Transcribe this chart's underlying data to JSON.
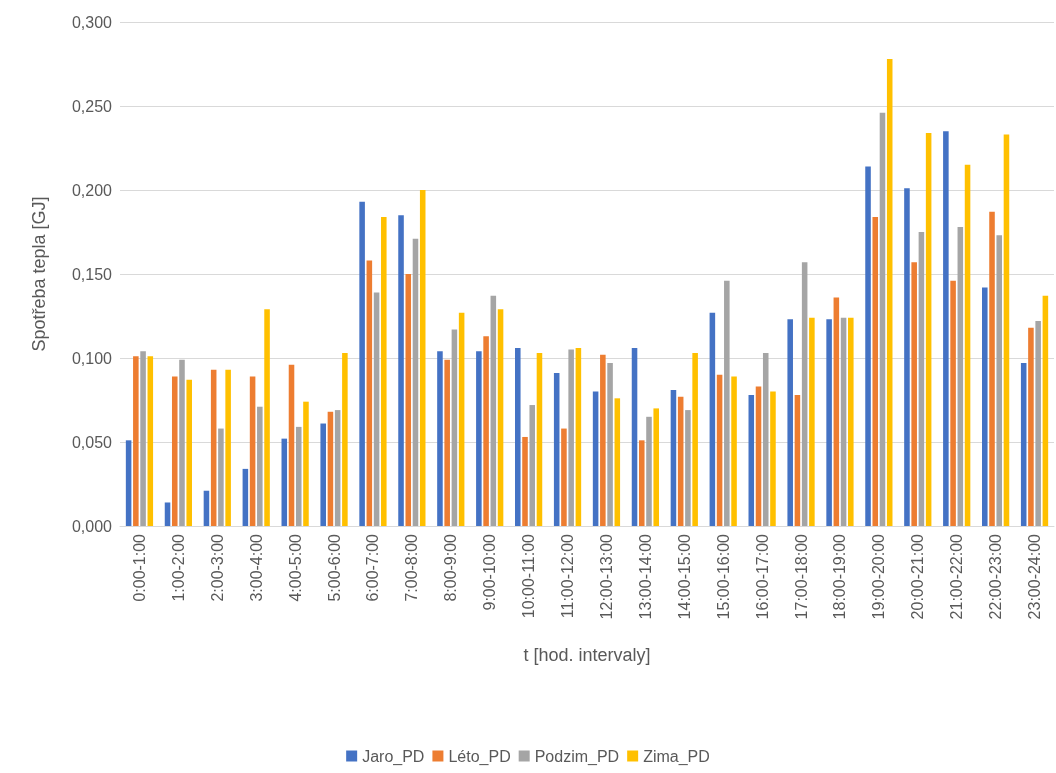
{
  "chart_data": {
    "type": "bar",
    "xlabel": "t [hod. intervaly]",
    "ylabel": "Spotřeba tepla [GJ]",
    "categories": [
      "0:00-1:00",
      "1:00-2:00",
      "2:00-3:00",
      "3:00-4:00",
      "4:00-5:00",
      "5:00-6:00",
      "6:00-7:00",
      "7:00-8:00",
      "8:00-9:00",
      "9:00-10:00",
      "10:00-11:00",
      "11:00-12:00",
      "12:00-13:00",
      "13:00-14:00",
      "14:00-15:00",
      "15:00-16:00",
      "16:00-17:00",
      "17:00-18:00",
      "18:00-19:00",
      "19:00-20:00",
      "20:00-21:00",
      "21:00-22:00",
      "22:00-23:00",
      "23:00-24:00"
    ],
    "series": [
      {
        "name": "Jaro_PD",
        "color": "#4472c4",
        "values": [
          0.051,
          0.014,
          0.021,
          0.034,
          0.052,
          0.061,
          0.193,
          0.185,
          0.104,
          0.104,
          0.106,
          0.091,
          0.08,
          0.106,
          0.081,
          0.127,
          0.078,
          0.123,
          0.123,
          0.214,
          0.201,
          0.235,
          0.142,
          0.097
        ]
      },
      {
        "name": "Léto_PD",
        "color": "#ed7d31",
        "values": [
          0.101,
          0.089,
          0.093,
          0.089,
          0.096,
          0.068,
          0.158,
          0.15,
          0.099,
          0.113,
          0.053,
          0.058,
          0.102,
          0.051,
          0.077,
          0.09,
          0.083,
          0.078,
          0.136,
          0.184,
          0.157,
          0.146,
          0.187,
          0.118
        ]
      },
      {
        "name": "Podzim_PD",
        "color": "#a5a5a5",
        "values": [
          0.104,
          0.099,
          0.058,
          0.071,
          0.059,
          0.069,
          0.139,
          0.171,
          0.117,
          0.137,
          0.072,
          0.105,
          0.097,
          0.065,
          0.069,
          0.146,
          0.103,
          0.157,
          0.124,
          0.246,
          0.175,
          0.178,
          0.173,
          0.122
        ]
      },
      {
        "name": "Zima_PD",
        "color": "#ffc000",
        "values": [
          0.101,
          0.087,
          0.093,
          0.129,
          0.074,
          0.103,
          0.184,
          0.2,
          0.127,
          0.129,
          0.103,
          0.106,
          0.076,
          0.07,
          0.103,
          0.089,
          0.08,
          0.124,
          0.124,
          0.278,
          0.234,
          0.215,
          0.233,
          0.137
        ]
      }
    ],
    "ylim": [
      0,
      0.3
    ],
    "yticks": [
      {
        "value": 0,
        "label": "0,000"
      },
      {
        "value": 0.05,
        "label": "0,050"
      },
      {
        "value": 0.1,
        "label": "0,100"
      },
      {
        "value": 0.15,
        "label": "0,150"
      },
      {
        "value": 0.2,
        "label": "0,200"
      },
      {
        "value": 0.25,
        "label": "0,250"
      },
      {
        "value": 0.3,
        "label": "0,300"
      }
    ],
    "grid": "y",
    "legend": "bottom"
  }
}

Stated task: Quote every line of the records above exactly; no picture is to be copied.

Exercise output:
Transcribe this chart's underlying data to JSON.
{
  "chart_data": {
    "type": "bar",
    "xlabel": "t [hod. intervaly]",
    "ylabel": "Spotřeba tepla [GJ]",
    "categories": [
      "0:00-1:00",
      "1:00-2:00",
      "2:00-3:00",
      "3:00-4:00",
      "4:00-5:00",
      "5:00-6:00",
      "6:00-7:00",
      "7:00-8:00",
      "8:00-9:00",
      "9:00-10:00",
      "10:00-11:00",
      "11:00-12:00",
      "12:00-13:00",
      "13:00-14:00",
      "14:00-15:00",
      "15:00-16:00",
      "16:00-17:00",
      "17:00-18:00",
      "18:00-19:00",
      "19:00-20:00",
      "20:00-21:00",
      "21:00-22:00",
      "22:00-23:00",
      "23:00-24:00"
    ],
    "series": [
      {
        "name": "Jaro_PD",
        "color": "#4472c4",
        "values": [
          0.051,
          0.014,
          0.021,
          0.034,
          0.052,
          0.061,
          0.193,
          0.185,
          0.104,
          0.104,
          0.106,
          0.091,
          0.08,
          0.106,
          0.081,
          0.127,
          0.078,
          0.123,
          0.123,
          0.214,
          0.201,
          0.235,
          0.142,
          0.097
        ]
      },
      {
        "name": "Léto_PD",
        "color": "#ed7d31",
        "values": [
          0.101,
          0.089,
          0.093,
          0.089,
          0.096,
          0.068,
          0.158,
          0.15,
          0.099,
          0.113,
          0.053,
          0.058,
          0.102,
          0.051,
          0.077,
          0.09,
          0.083,
          0.078,
          0.136,
          0.184,
          0.157,
          0.146,
          0.187,
          0.118
        ]
      },
      {
        "name": "Podzim_PD",
        "color": "#a5a5a5",
        "values": [
          0.104,
          0.099,
          0.058,
          0.071,
          0.059,
          0.069,
          0.139,
          0.171,
          0.117,
          0.137,
          0.072,
          0.105,
          0.097,
          0.065,
          0.069,
          0.146,
          0.103,
          0.157,
          0.124,
          0.246,
          0.175,
          0.178,
          0.173,
          0.122
        ]
      },
      {
        "name": "Zima_PD",
        "color": "#ffc000",
        "values": [
          0.101,
          0.087,
          0.093,
          0.129,
          0.074,
          0.103,
          0.184,
          0.2,
          0.127,
          0.129,
          0.103,
          0.106,
          0.076,
          0.07,
          0.103,
          0.089,
          0.08,
          0.124,
          0.124,
          0.278,
          0.234,
          0.215,
          0.233,
          0.137
        ]
      }
    ],
    "ylim": [
      0,
      0.3
    ],
    "yticks": [
      {
        "value": 0,
        "label": "0,000"
      },
      {
        "value": 0.05,
        "label": "0,050"
      },
      {
        "value": 0.1,
        "label": "0,100"
      },
      {
        "value": 0.15,
        "label": "0,150"
      },
      {
        "value": 0.2,
        "label": "0,200"
      },
      {
        "value": 0.25,
        "label": "0,250"
      },
      {
        "value": 0.3,
        "label": "0,300"
      }
    ],
    "grid": "y",
    "legend": "bottom"
  }
}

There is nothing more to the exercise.